**PAGE:**
◆ ◆ ◆ ◆ ◆ ◆ ◆

MySQL – Unable to Change Root User Authentication from unix_socket to mysql_native_password

MySQLplugins

Server version: 10.1.41-MariaDB-0+deb9u1 Debian 9.9

I have installed a LAMP stack on my Debian 9 machine and can not log in with the root user. From my searching, it seems that it's because the install commonly creates a root user without a password, causing it to default to unix_socket, which foils logging in with that user via terminal.

MariaDB [(none)]> SELECT user,authentication_string,plugin,host FROM mysql.user;
+------------+-------------------------------------------+-------------+-----------+ 
| user       | authentication_string                     | plugin      | host      |
+------------+-------------------------------------------+-------------+-----------+ 
| root       | *3624F23A73825C0D79BF3591774631513FE76C24 | unix_socket | localhost | | phpmyadmin |                                           |             | localhost |
+------------+-------------------------------------------+-------------+-----------+ 
2 rows in set (0.00 sec)

◆ ◆ ◆ ◆ ◆ ◆ ◆

**DATA SECTION:**

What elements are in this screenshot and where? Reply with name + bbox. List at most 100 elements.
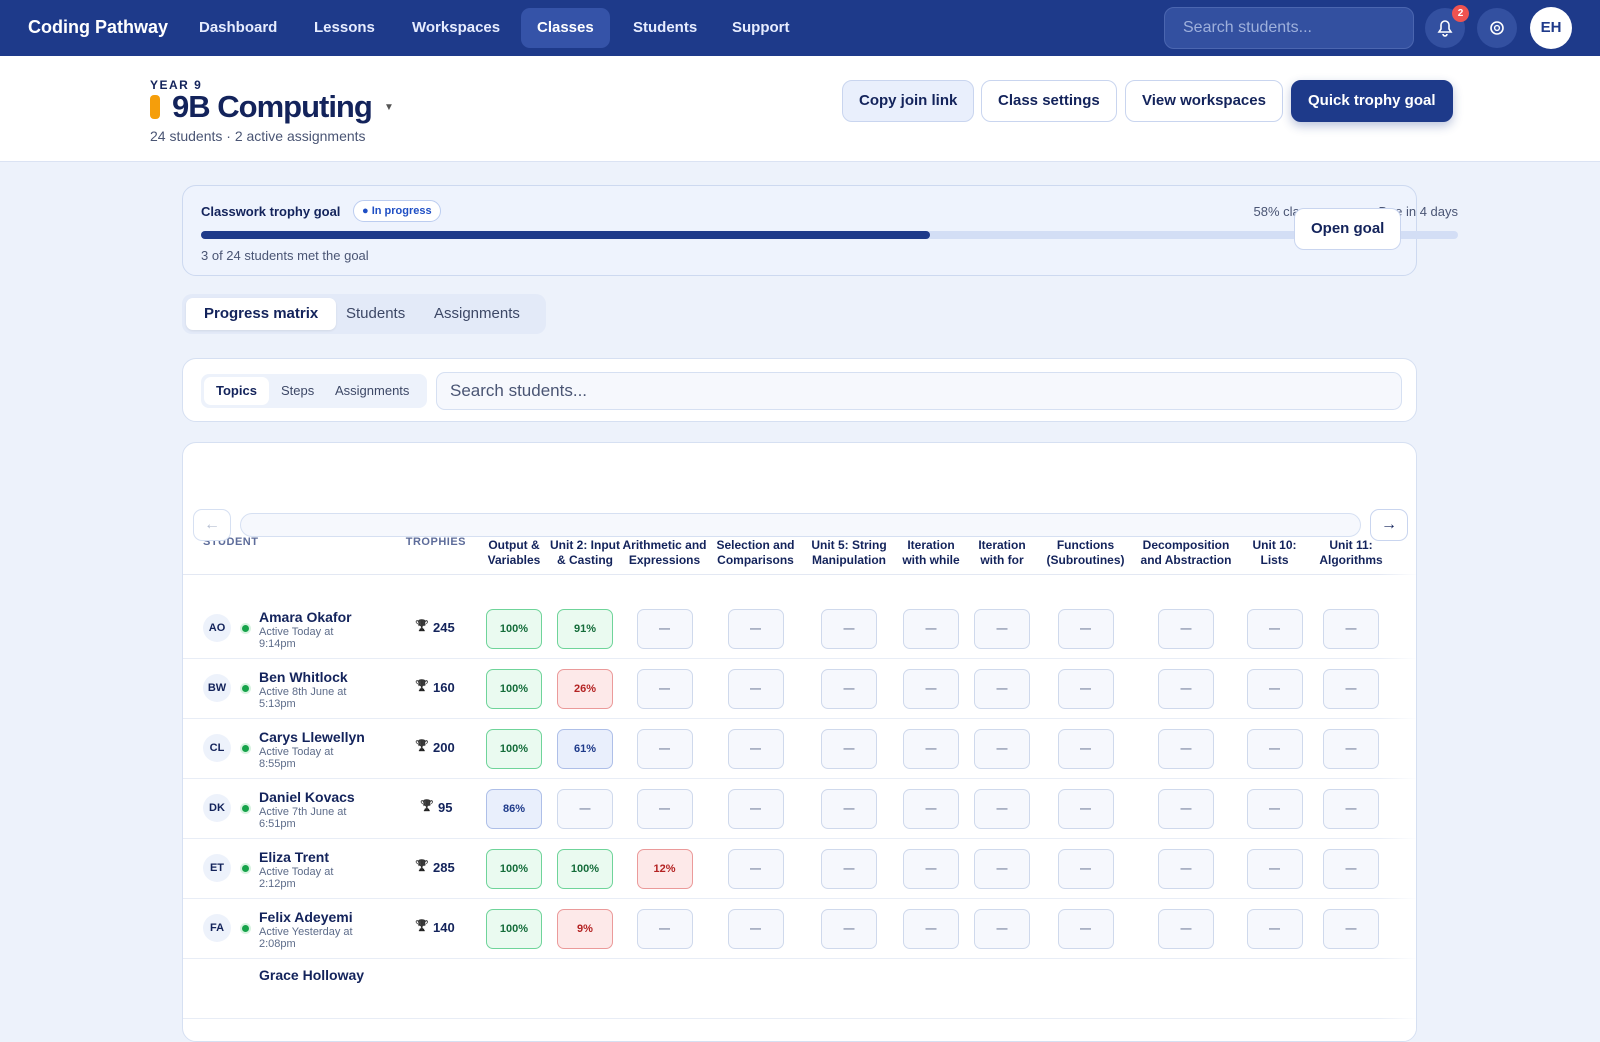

◆ ◆ ◆ ◆ ◆ ◆ ◆

**WHAT TO PRODUCE:** Continue the post about switching the MariaDB root user from unix_socket to mysql_native_password, picking up right after the query result that ends it.

**RESULT FOR THIS TASK:**
I found an article explaining how to resolve this issue by shutting down mysql, starting it with sudo mysqld_safe --skip-grant-tables & so I can log in and then running:

ALTER USER 'root'@'localhost' IDENTIFIED WITH mysql_native_password BY 'mypass';

then stopping and starting the daemon. My problem is that no matter how I format this line, I get:

ERROR 1064 (42000): You have an error in your SQL syntax; check the
manual that corresponds to your MariaDB server version for the right
syntax to use near 'user 'root'@'localhost' IDENTIFIED WITH
mysql_native_password BY 'mypass'' at line 1

I've tried tons of different formatting with backtics, case change and other iterations of the command found on the web but everything fails with the same result.

Could someone tell me how I go about changing this successfully?

Best Answer

As the manual says:

The ALTER USER statement was introduced in MariaDB 10.2.0.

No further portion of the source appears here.